§ **Task to carry out**
Copy the data that follows exactly. Include no pictures.

§ **Material to process**
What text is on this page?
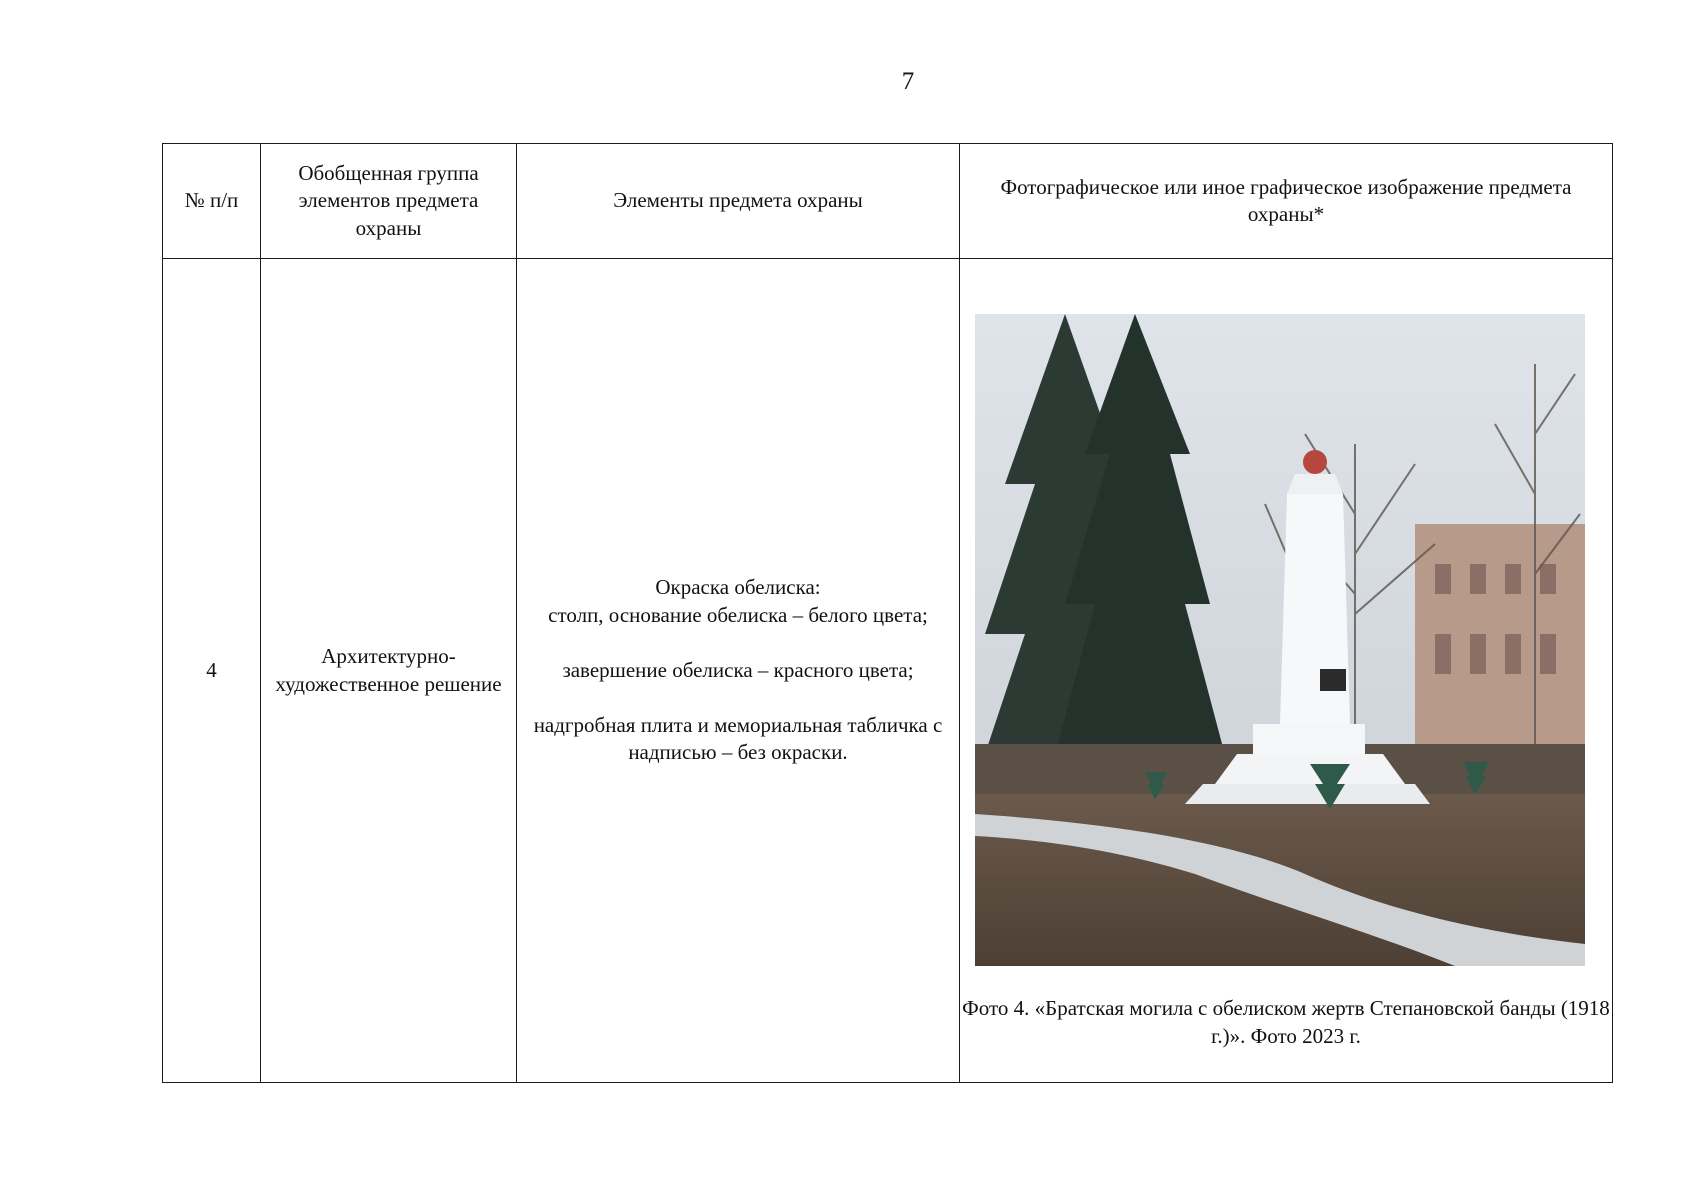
7
№ п/п	Обобщенная группа элементов предмета охраны	Элементы предмета охраны	Фотографическое или иное графическое изображение предмета охраны*
4	Архитектурно-художественное решение	Окраска обелиска:

столп, основание обелиска – белого цвета;

завершение обелиска – красного цвета;

надгробная плита и мемориальная табличка с надписью – без окраски.	Фото 4. «Братская могила с обелиском жертв Степановской банды (1918 г.)». Фото 2023 г.
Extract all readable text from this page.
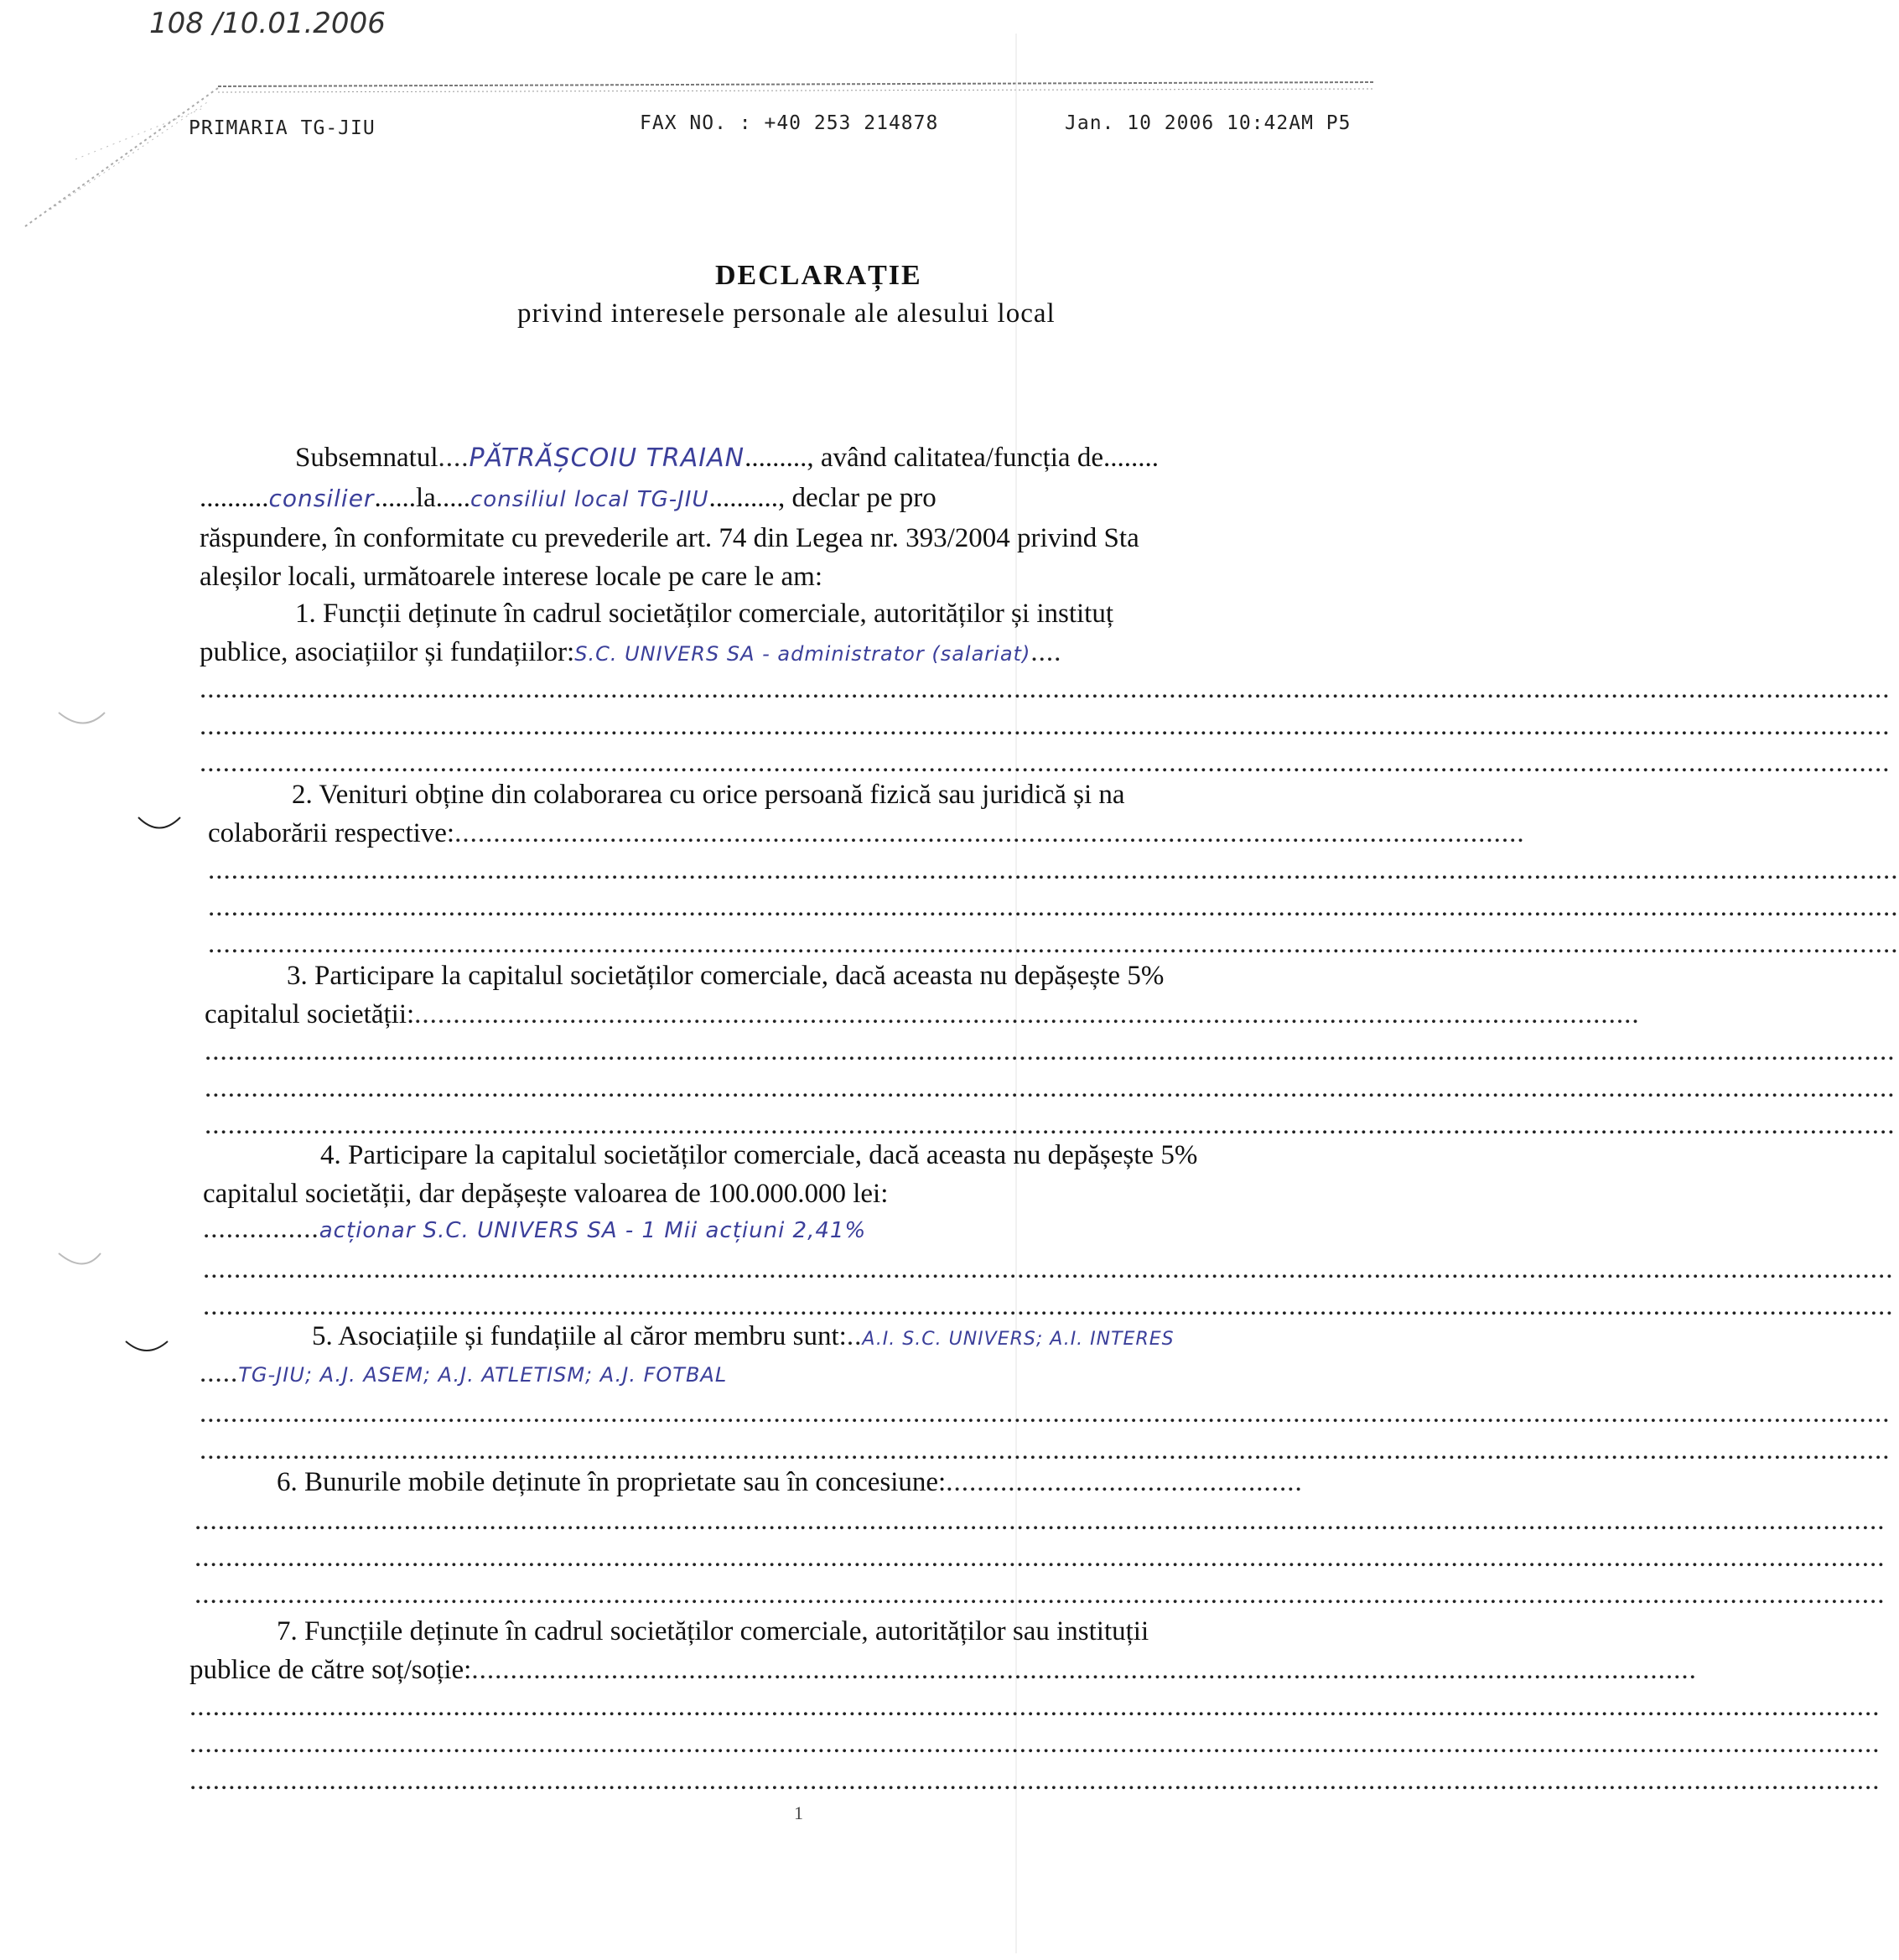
108 /10.01.2006
PRIMARIA TG-JIU	FAX NO. : +40 253 214878	Jan. 10 2006 10:42AM P5
DECLARAȚIE
privind interesele personale ale alesului local
Subsemnatul....PĂTRĂȘCOIU TRAIAN........., având calitatea/funcția de........
..........consilier......la.....consiliul local TG-JIU.........., declar pe pro
răspundere, în conformitate cu prevederile art. 74 din Legea nr. 393/2004 privind Sta
aleșilor locali, următoarele interese locale pe care le am:
1. Funcții deținute în cadrul societăților comerciale, autorităților și instituț
publice, asociațiilor și fundațiilor:S.C. UNIVERS SA - administrator (salariat)....
..........................................................................................................................................................................................................................
..........................................................................................................................................................................................................................
..........................................................................................................................................................................................................................
2. Venituri obține din colaborarea cu orice persoană fizică sau juridică și na
colaborării respective:..........................................................................................................................................
..........................................................................................................................................................................................................................
..........................................................................................................................................................................................................................
..........................................................................................................................................................................................................................
3. Participare la capitalul societăților comerciale, dacă aceasta nu depășește 5%
capitalul societății:..............................................................................................................................................................
..........................................................................................................................................................................................................................
..........................................................................................................................................................................................................................
..........................................................................................................................................................................................................................
4. Participare la capitalul societăților comerciale, dacă aceasta nu depășește 5%
capitalul societății, dar depășește valoarea de 100.000.000 lei:
...............acționar S.C. UNIVERS SA - 1 Mii acțiuni 2,41%
..........................................................................................................................................................................................................................
..........................................................................................................................................................................................................................
5. Asociațiile și fundațiile al căror membru sunt:..A.I. S.C. UNIVERS; A.I. INTERES
.....TG-JIU; A.J. ASEM; A.J. ATLETISM; A.J. FOTBAL
..........................................................................................................................................................................................................................
..........................................................................................................................................................................................................................
6. Bunurile mobile deținute în proprietate sau în concesiune:..............................................
..........................................................................................................................................................................................................................
..........................................................................................................................................................................................................................
..........................................................................................................................................................................................................................
7. Funcțiile deținute în cadrul societăților comerciale, autorităților sau instituții
publice de către soț/soție:..............................................................................................................................................................
..........................................................................................................................................................................................................................
..........................................................................................................................................................................................................................
..........................................................................................................................................................................................................................
1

§ **Result**
What text is on this page?
7
№ п/п	Обобщенная группа элементов предмета охраны	Элементы предмета охраны	Фотографическое или иное графическое изображение предмета охраны*
4	Архитектурно-художественное решение	Окраска обелиска:

столп, основание обелиска – белого цвета;

завершение обелиска – красного цвета;

надгробная плита и мемориальная табличка с надписью – без окраски.	Фото 4. «Братская могила с обелиском жертв Степановской банды (1918 г.)». Фото 2023 г.
Extract all readable text from this page.
108 /10.01.2006
PRIMARIA TG-JIU	FAX NO. : +40 253 214878	Jan. 10 2006 10:42AM P5
DECLARAȚIE
privind interesele personale ale alesului local
Subsemnatul....PĂTRĂȘCOIU TRAIAN........., având calitatea/funcția de........
..........consilier......la.....consiliul local TG-JIU.........., declar pe pro
răspundere, în conformitate cu prevederile art. 74 din Legea nr. 393/2004 privind Sta
aleșilor locali, următoarele interese locale pe care le am:
1. Funcții deținute în cadrul societăților comerciale, autorităților și instituț
publice, asociațiilor și fundațiilor:S.C. UNIVERS SA - administrator (salariat)....
..........................................................................................................................................................................................................................
..........................................................................................................................................................................................................................
..........................................................................................................................................................................................................................
2. Venituri obține din colaborarea cu orice persoană fizică sau juridică și na
colaborării respective:..........................................................................................................................................
..........................................................................................................................................................................................................................
..........................................................................................................................................................................................................................
..........................................................................................................................................................................................................................
3. Participare la capitalul societăților comerciale, dacă aceasta nu depășește 5%
capitalul societății:..............................................................................................................................................................
..........................................................................................................................................................................................................................
..........................................................................................................................................................................................................................
..........................................................................................................................................................................................................................
4. Participare la capitalul societăților comerciale, dacă aceasta nu depășește 5%
capitalul societății, dar depășește valoarea de 100.000.000 lei:
...............acționar S.C. UNIVERS SA - 1 Mii acțiuni 2,41%
..........................................................................................................................................................................................................................
..........................................................................................................................................................................................................................
5. Asociațiile și fundațiile al căror membru sunt:..A.I. S.C. UNIVERS; A.I. INTERES
.....TG-JIU; A.J. ASEM; A.J. ATLETISM; A.J. FOTBAL
..........................................................................................................................................................................................................................
..........................................................................................................................................................................................................................
6. Bunurile mobile deținute în proprietate sau în concesiune:..............................................
..........................................................................................................................................................................................................................
..........................................................................................................................................................................................................................
..........................................................................................................................................................................................................................
7. Funcțiile deținute în cadrul societăților comerciale, autorităților sau instituții
publice de către soț/soție:..............................................................................................................................................................
..........................................................................................................................................................................................................................
..........................................................................................................................................................................................................................
..........................................................................................................................................................................................................................
1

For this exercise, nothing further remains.